• Data excerpts:
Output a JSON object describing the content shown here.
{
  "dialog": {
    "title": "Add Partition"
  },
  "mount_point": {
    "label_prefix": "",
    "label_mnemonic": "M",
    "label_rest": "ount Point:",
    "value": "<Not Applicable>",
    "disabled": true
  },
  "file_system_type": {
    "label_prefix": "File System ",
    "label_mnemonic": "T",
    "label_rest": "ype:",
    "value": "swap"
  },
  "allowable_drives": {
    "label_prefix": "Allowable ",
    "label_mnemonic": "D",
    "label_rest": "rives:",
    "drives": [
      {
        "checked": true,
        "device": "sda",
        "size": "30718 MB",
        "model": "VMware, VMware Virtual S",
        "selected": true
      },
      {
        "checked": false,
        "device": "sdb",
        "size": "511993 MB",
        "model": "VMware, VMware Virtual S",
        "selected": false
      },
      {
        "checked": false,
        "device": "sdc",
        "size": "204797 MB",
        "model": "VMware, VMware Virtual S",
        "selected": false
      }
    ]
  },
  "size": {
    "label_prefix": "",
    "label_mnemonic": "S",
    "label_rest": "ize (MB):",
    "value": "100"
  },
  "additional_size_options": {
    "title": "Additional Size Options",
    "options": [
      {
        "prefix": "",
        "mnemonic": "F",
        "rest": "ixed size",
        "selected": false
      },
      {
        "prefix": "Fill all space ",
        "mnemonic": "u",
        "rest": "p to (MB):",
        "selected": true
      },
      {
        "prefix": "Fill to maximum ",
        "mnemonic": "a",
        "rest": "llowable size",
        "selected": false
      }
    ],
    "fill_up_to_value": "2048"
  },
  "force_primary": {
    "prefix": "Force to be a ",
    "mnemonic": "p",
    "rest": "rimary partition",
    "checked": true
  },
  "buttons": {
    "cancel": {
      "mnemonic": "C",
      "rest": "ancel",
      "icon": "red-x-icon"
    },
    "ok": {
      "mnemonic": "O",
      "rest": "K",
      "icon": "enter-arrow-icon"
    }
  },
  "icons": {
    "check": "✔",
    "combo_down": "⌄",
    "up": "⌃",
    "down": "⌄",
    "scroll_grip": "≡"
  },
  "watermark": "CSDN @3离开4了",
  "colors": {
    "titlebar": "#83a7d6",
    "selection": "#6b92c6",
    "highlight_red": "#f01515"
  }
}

• Given problem: Recopy the entries above exactly, with every line included.

• Response for this exercise:
Output a JSON object describing the content shown here.
{
  "dialog": {
    "title": "Add Partition"
  },
  "mount_point": {
    "label_prefix": "",
    "label_mnemonic": "M",
    "label_rest": "ount Point:",
    "value": "<Not Applicable>",
    "disabled": true
  },
  "file_system_type": {
    "label_prefix": "File System ",
    "label_mnemonic": "T",
    "label_rest": "ype:",
    "value": "swap"
  },
  "allowable_drives": {
    "label_prefix": "Allowable ",
    "label_mnemonic": "D",
    "label_rest": "rives:",
    "drives": [
      {
        "checked": true,
        "device": "sda",
        "size": "30718 MB",
        "model": "VMware, VMware Virtual S",
        "selected": true
      },
      {
        "checked": false,
        "device": "sdb",
        "size": "511993 MB",
        "model": "VMware, VMware Virtual S",
        "selected": false
      },
      {
        "checked": false,
        "device": "sdc",
        "size": "204797 MB",
        "model": "VMware, VMware Virtual S",
        "selected": false
      }
    ]
  },
  "size": {
    "label_prefix": "",
    "label_mnemonic": "S",
    "label_rest": "ize (MB):",
    "value": "100"
  },
  "additional_size_options": {
    "title": "Additional Size Options",
    "options": [
      {
        "prefix": "",
        "mnemonic": "F",
        "rest": "ixed size",
        "selected": false
      },
      {
        "prefix": "Fill all space ",
        "mnemonic": "u",
        "rest": "p to (MB):",
        "selected": true
      },
      {
        "prefix": "Fill to maximum ",
        "mnemonic": "a",
        "rest": "llowable size",
        "selected": false
      }
    ],
    "fill_up_to_value": "2048"
  },
  "force_primary": {
    "prefix": "Force to be a ",
    "mnemonic": "p",
    "rest": "rimary partition",
    "checked": true
  },
  "buttons": {
    "cancel": {
      "mnemonic": "C",
      "rest": "ancel",
      "icon": "red-x-icon"
    },
    "ok": {
      "mnemonic": "O",
      "rest": "K",
      "icon": "enter-arrow-icon"
    }
  },
  "icons": {
    "check": "✔",
    "combo_down": "⌄",
    "up": "⌃",
    "down": "⌄",
    "scroll_grip": "≡"
  },
  "watermark": "CSDN @3离开4了",
  "colors": {
    "titlebar": "#83a7d6",
    "selection": "#6b92c6",
    "highlight_red": "#f01515"
  }
}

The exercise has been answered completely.